Aim
Copy all of the records below verbatim.

Data section
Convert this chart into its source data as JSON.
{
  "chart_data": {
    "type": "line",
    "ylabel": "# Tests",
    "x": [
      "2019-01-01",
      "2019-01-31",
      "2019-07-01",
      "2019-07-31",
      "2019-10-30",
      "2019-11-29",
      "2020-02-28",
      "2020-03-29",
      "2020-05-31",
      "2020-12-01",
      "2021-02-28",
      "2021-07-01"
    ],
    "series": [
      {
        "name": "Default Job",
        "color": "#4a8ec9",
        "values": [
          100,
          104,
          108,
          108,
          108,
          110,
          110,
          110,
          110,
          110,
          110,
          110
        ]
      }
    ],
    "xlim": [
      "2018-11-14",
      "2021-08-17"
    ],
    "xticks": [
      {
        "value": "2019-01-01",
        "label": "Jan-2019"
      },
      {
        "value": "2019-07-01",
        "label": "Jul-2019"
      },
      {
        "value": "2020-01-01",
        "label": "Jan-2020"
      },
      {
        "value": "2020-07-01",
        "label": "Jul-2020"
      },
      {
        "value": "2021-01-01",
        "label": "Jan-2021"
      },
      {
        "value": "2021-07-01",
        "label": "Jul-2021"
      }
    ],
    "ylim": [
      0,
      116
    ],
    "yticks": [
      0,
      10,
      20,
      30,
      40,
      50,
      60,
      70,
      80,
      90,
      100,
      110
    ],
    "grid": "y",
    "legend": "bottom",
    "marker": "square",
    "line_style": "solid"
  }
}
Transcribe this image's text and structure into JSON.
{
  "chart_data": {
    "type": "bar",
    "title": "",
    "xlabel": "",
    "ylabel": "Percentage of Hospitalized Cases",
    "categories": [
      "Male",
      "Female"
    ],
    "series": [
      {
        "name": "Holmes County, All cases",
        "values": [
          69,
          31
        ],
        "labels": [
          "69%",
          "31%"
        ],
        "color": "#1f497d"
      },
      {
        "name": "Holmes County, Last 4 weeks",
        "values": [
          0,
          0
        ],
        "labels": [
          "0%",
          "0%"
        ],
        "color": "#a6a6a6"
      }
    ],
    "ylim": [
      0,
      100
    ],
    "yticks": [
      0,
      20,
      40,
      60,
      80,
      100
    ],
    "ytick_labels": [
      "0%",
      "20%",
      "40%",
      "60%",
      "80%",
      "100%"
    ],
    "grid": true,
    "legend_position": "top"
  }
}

Output
Convert this chart into its source data as JSON.
{
  "chart_data": {
    "type": "line",
    "ylabel": "# Tests",
    "x": [
      "2019-01-01",
      "2019-01-31",
      "2019-07-01",
      "2019-07-31",
      "2019-10-30",
      "2019-11-29",
      "2020-02-28",
      "2020-03-29",
      "2020-05-31",
      "2020-12-01",
      "2021-02-28",
      "2021-07-01"
    ],
    "series": [
      {
        "name": "Default Job",
        "color": "#4a8ec9",
        "values": [
          100,
          104,
          108,
          108,
          108,
          110,
          110,
          110,
          110,
          110,
          110,
          110
        ]
      }
    ],
    "xlim": [
      "2018-11-14",
      "2021-08-17"
    ],
    "xticks": [
      {
        "value": "2019-01-01",
        "label": "Jan-2019"
      },
      {
        "value": "2019-07-01",
        "label": "Jul-2019"
      },
      {
        "value": "2020-01-01",
        "label": "Jan-2020"
      },
      {
        "value": "2020-07-01",
        "label": "Jul-2020"
      },
      {
        "value": "2021-01-01",
        "label": "Jan-2021"
      },
      {
        "value": "2021-07-01",
        "label": "Jul-2021"
      }
    ],
    "ylim": [
      0,
      116
    ],
    "yticks": [
      0,
      10,
      20,
      30,
      40,
      50,
      60,
      70,
      80,
      90,
      100,
      110
    ],
    "grid": "y",
    "legend": "bottom",
    "marker": "square",
    "line_style": "solid"
  }
}
Transcribe this image's text and structure into JSON.
{
  "chart_data": {
    "type": "bar",
    "title": "",
    "xlabel": "",
    "ylabel": "Percentage of Hospitalized Cases",
    "categories": [
      "Male",
      "Female"
    ],
    "series": [
      {
        "name": "Holmes County, All cases",
        "values": [
          69,
          31
        ],
        "labels": [
          "69%",
          "31%"
        ],
        "color": "#1f497d"
      },
      {
        "name": "Holmes County, Last 4 weeks",
        "values": [
          0,
          0
        ],
        "labels": [
          "0%",
          "0%"
        ],
        "color": "#a6a6a6"
      }
    ],
    "ylim": [
      0,
      100
    ],
    "yticks": [
      0,
      20,
      40,
      60,
      80,
      100
    ],
    "ytick_labels": [
      "0%",
      "20%",
      "40%",
      "60%",
      "80%",
      "100%"
    ],
    "grid": true,
    "legend_position": "top"
  }
}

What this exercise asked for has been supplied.